Stored items
────────────────────────────────────────

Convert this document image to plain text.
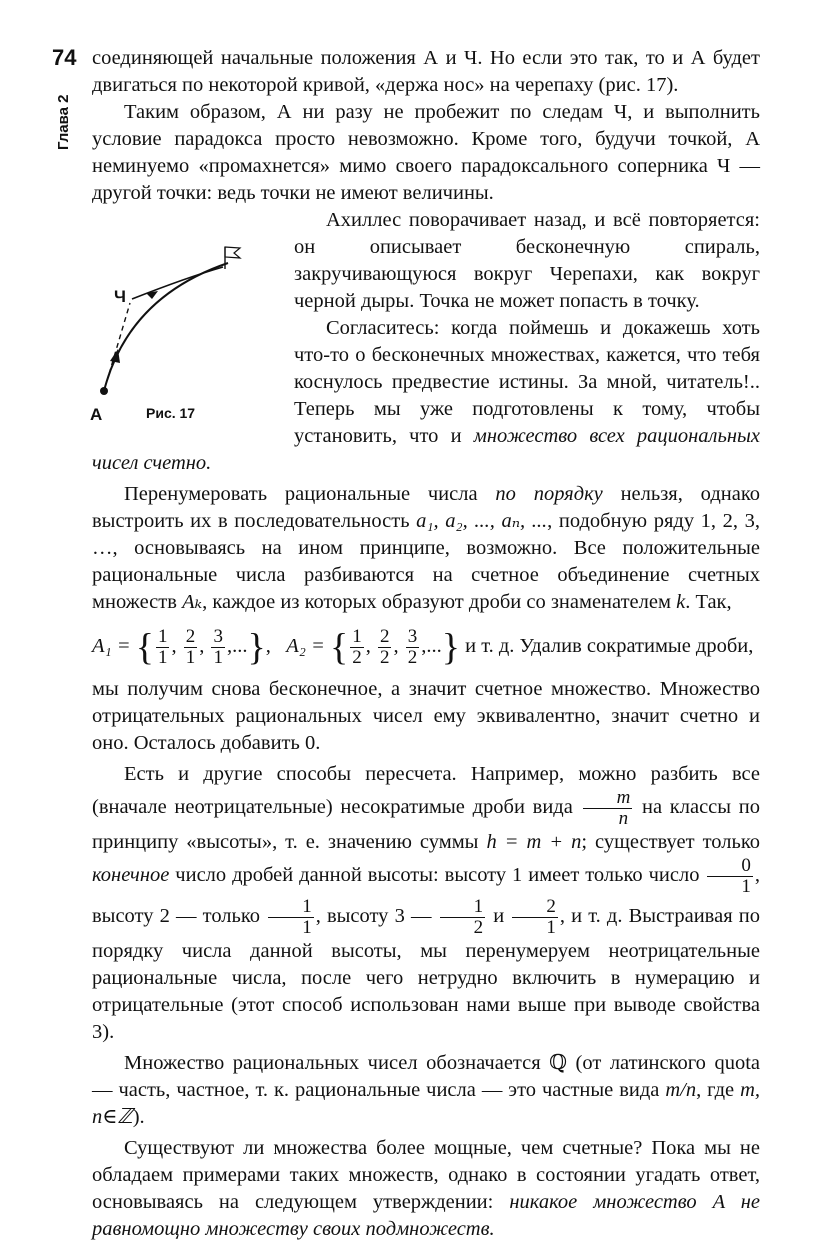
74
Глава 2

соединяющей начальные положения А и Ч. Но если это так, то и А будет двигаться по некоторой кривой, «держа нос» на черепаху (рис. 17).

Таким образом, А ни разу не пробежит по следам Ч, и выполнить условие парадокса просто невозможно. Кроме того, будучи точкой, А неминуемо «промахнется» мимо своего парадоксального соперника Ч — другой точки: ведь точки не имеют величины.

Ч
А	Рис. 17

Ахиллес поворачивает назад, и всё повторяется: он описывает бесконечную спираль, закручивающуюся вокруг Черепахи, как вокруг черной дыры. Точка не может попасть в точку.

Согласитесь: когда поймешь и докажешь хоть что-то о бесконечных множествах, кажется, что тебя коснулось предвестие истины. За мной, читатель!.. Теперь мы уже подготовлены к тому, чтобы установить, что и множество всех рациональных чисел счетно.

Перенумеровать рациональные числа по порядку нельзя, однако выстроить их в последовательность a₁, a₂, ..., aₙ, ..., подобную ряду 1, 2, 3, …, основываясь на ином принципе, возможно. Все положительные рациональные числа разбиваются на счетное объединение счетных множеств Aₖ, каждое из которых образуют дроби со знаменателем k. Так,

A₁ = { $\frac{1}{1}$ , $\frac{2}{1}$ , $\frac{3}{1}$ ,...},   A₂ = { $\frac{1}{2}$ , $\frac{2}{2}$ , $\frac{3}{2}$ ,...} и т. д. Удалив сократимые дроби,

мы получим снова бесконечное, а значит счетное множество. Множество отрицательных рациональных чисел ему эквивалентно, значит счетно и оно. Осталось добавить 0.

Есть и другие способы пересчета. Например, можно разбить все (вначале неотрицательные) несократимые дроби вида $\frac{m}{n}$ на классы по принципу «высоты», т. е. значению суммы h = m + n; существует только конечное число дробей данной высоты: высоту 1 имеет только число $\frac{0}{1}$ , высоту 2 — только $\frac{1}{1}$ , высоту 3 — $\frac{1}{2}$ и $\frac{2}{1}$ , и т. д. Выстраивая по порядку числа данной высоты, мы перенумеруем неотрицательные рациональные числа, после чего нетрудно включить в нумерацию и отрицательные (этот способ использован нами выше при выводе свойства 3).

Множество рациональных чисел обозначается ℚ (от латинского quota — часть, частное, т. к. рациональные числа — это частные вида m/n, где m, n∈ℤ).

Существуют ли множества более мощные, чем счетные? Пока мы не обладаем примерами таких множеств, однако в состоянии угадать ответ, основываясь на следующем утверждении: никакое множество A не равномощно множеству своих подмножеств.
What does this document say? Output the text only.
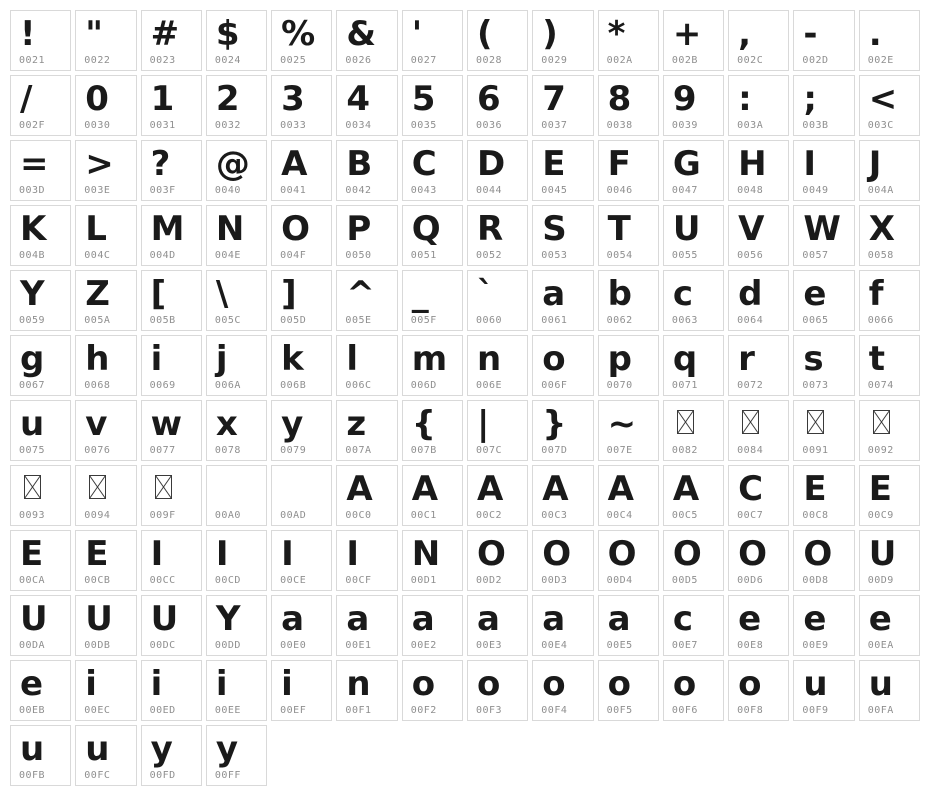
!
0021
"
0022
#
0023
$
0024
%
0025
&
0026
'
0027
(
0028
)
0029
*
002A
+
002B
,
002C
-
002D
.
002E
/
002F
0
0030
1
0031
2
0032
3
0033
4
0034
5
0035
6
0036
7
0037
8
0038
9
0039
:
003A
;
003B
<
003C
=
003D
>
003E
?
003F
@
0040
A
0041
B
0042
C
0043
D
0044
E
0045
F
0046
G
0047
H
0048
I
0049
J
004A
K
004B
L
004C
M
004D
N
004E
O
004F
P
0050
Q
0051
R
0052
S
0053
T
0054
U
0055
V
0056
W
0057
X
0058
Y
0059
Z
005A
[
005B
\
005C
]
005D
^
005E
_
005F
`
0060
a
0061
b
0062
c
0063
d
0064
e
0065
f
0066
g
0067
h
0068
i
0069
j
006A
k
006B
l
006C
m
006D
n
006E
o
006F
p
0070
q
0071
r
0072
s
0073
t
0074
u
0075
v
0076
w
0077
x
0078
y
0079
z
007A
{
007B
|
007C
}
007D
~
007E	0082	0084	0091	0092
0093	0094	009F	00A0	00AD
A
00C0
A
00C1
A
00C2
A
00C3
A
00C4
A
00C5
C
00C7
E
00C8
E
00C9
E
00CA
E
00CB
I
00CC
I
00CD
I
00CE
I
00CF
N
00D1
O
00D2
O
00D3
O
00D4
O
00D5
O
00D6
O
00D8
U
00D9
U
00DA
U
00DB
U
00DC
Y
00DD
a
00E0
a
00E1
a
00E2
a
00E3
a
00E4
a
00E5
c
00E7
e
00E8
e
00E9
e
00EA
e
00EB
i
00EC
i
00ED
i
00EE
i
00EF
n
00F1
o
00F2
o
00F3
o
00F4
o
00F5
o
00F6
o
00F8
u
00F9
u
00FA
u
00FB
u
00FC
y
00FD
y
00FF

────────────────────────────────────────

Leave the images out and output the remaining material exactly as it stands.

- **TASK OUTPUT**:
Convert this document image to plain text.
74
Глава 2

соединяющей начальные положения А и Ч. Но если это так, то и А будет двигаться по некоторой кривой, «держа нос» на черепаху (рис. 17).

Таким образом, А ни разу не пробежит по следам Ч, и выполнить условие парадокса просто невозможно. Кроме того, будучи точкой, А неминуемо «промахнется» мимо своего парадоксального соперника Ч — другой точки: ведь точки не имеют величины.

Ч
А	Рис. 17

Ахиллес поворачивает назад, и всё повторяется: он описывает бесконечную спираль, закручивающуюся вокруг Черепахи, как вокруг черной дыры. Точка не может попасть в точку.

Согласитесь: когда поймешь и докажешь хоть что-то о бесконечных множествах, кажется, что тебя коснулось предвестие истины. За мной, читатель!.. Теперь мы уже подготовлены к тому, чтобы установить, что и множество всех рациональных чисел счетно.

Перенумеровать рациональные числа по порядку нельзя, однако выстроить их в последовательность a₁, a₂, ..., aₙ, ..., подобную ряду 1, 2, 3, …, основываясь на ином принципе, возможно. Все положительные рациональные числа разбиваются на счетное объединение счетных множеств Aₖ, каждое из которых образуют дроби со знаменателем k. Так,

A₁ = { $\frac{1}{1}$ , $\frac{2}{1}$ , $\frac{3}{1}$ ,...},   A₂ = { $\frac{1}{2}$ , $\frac{2}{2}$ , $\frac{3}{2}$ ,...} и т. д. Удалив сократимые дроби,

мы получим снова бесконечное, а значит счетное множество. Множество отрицательных рациональных чисел ему эквивалентно, значит счетно и оно. Осталось добавить 0.

Есть и другие способы пересчета. Например, можно разбить все (вначале неотрицательные) несократимые дроби вида $\frac{m}{n}$ на классы по принципу «высоты», т. е. значению суммы h = m + n; существует только конечное число дробей данной высоты: высоту 1 имеет только число $\frac{0}{1}$ , высоту 2 — только $\frac{1}{1}$ , высоту 3 — $\frac{1}{2}$ и $\frac{2}{1}$ , и т. д. Выстраивая по порядку числа данной высоты, мы перенумеруем неотрицательные рациональные числа, после чего нетрудно включить в нумерацию и отрицательные (этот способ использован нами выше при выводе свойства 3).

Множество рациональных чисел обозначается ℚ (от латинского quota — часть, частное, т. к. рациональные числа — это частные вида m/n, где m, n∈ℤ).

Существуют ли множества более мощные, чем счетные? Пока мы не обладаем примерами таких множеств, однако в состоянии угадать ответ, основываясь на следующем утверждении: никакое множество A не равномощно множеству своих подмножеств.
What does this document say? Output the text only.
!
0021
"
0022
#
0023
$
0024
%
0025
&
0026
'
0027
(
0028
)
0029
*
002A
+
002B
,
002C
-
002D
.
002E
/
002F
0
0030
1
0031
2
0032
3
0033
4
0034
5
0035
6
0036
7
0037
8
0038
9
0039
:
003A
;
003B
<
003C
=
003D
>
003E
?
003F
@
0040
A
0041
B
0042
C
0043
D
0044
E
0045
F
0046
G
0047
H
0048
I
0049
J
004A
K
004B
L
004C
M
004D
N
004E
O
004F
P
0050
Q
0051
R
0052
S
0053
T
0054
U
0055
V
0056
W
0057
X
0058
Y
0059
Z
005A
[
005B
\
005C
]
005D
^
005E
_
005F
`
0060
a
0061
b
0062
c
0063
d
0064
e
0065
f
0066
g
0067
h
0068
i
0069
j
006A
k
006B
l
006C
m
006D
n
006E
o
006F
p
0070
q
0071
r
0072
s
0073
t
0074
u
0075
v
0076
w
0077
x
0078
y
0079
z
007A
{
007B
|
007C
}
007D
~
007E	0082	0084	0091	0092
0093	0094	009F	00A0	00AD
A
00C0
A
00C1
A
00C2
A
00C3
A
00C4
A
00C5
C
00C7
E
00C8
E
00C9
E
00CA
E
00CB
I
00CC
I
00CD
I
00CE
I
00CF
N
00D1
O
00D2
O
00D3
O
00D4
O
00D5
O
00D6
O
00D8
U
00D9
U
00DA
U
00DB
U
00DC
Y
00DD
a
00E0
a
00E1
a
00E2
a
00E3
a
00E4
a
00E5
c
00E7
e
00E8
e
00E9
e
00EA
e
00EB
i
00EC
i
00ED
i
00EE
i
00EF
n
00F1
o
00F2
o
00F3
o
00F4
o
00F5
o
00F6
o
00F8
u
00F9
u
00FA
u
00FB
u
00FC
y
00FD
y
00FF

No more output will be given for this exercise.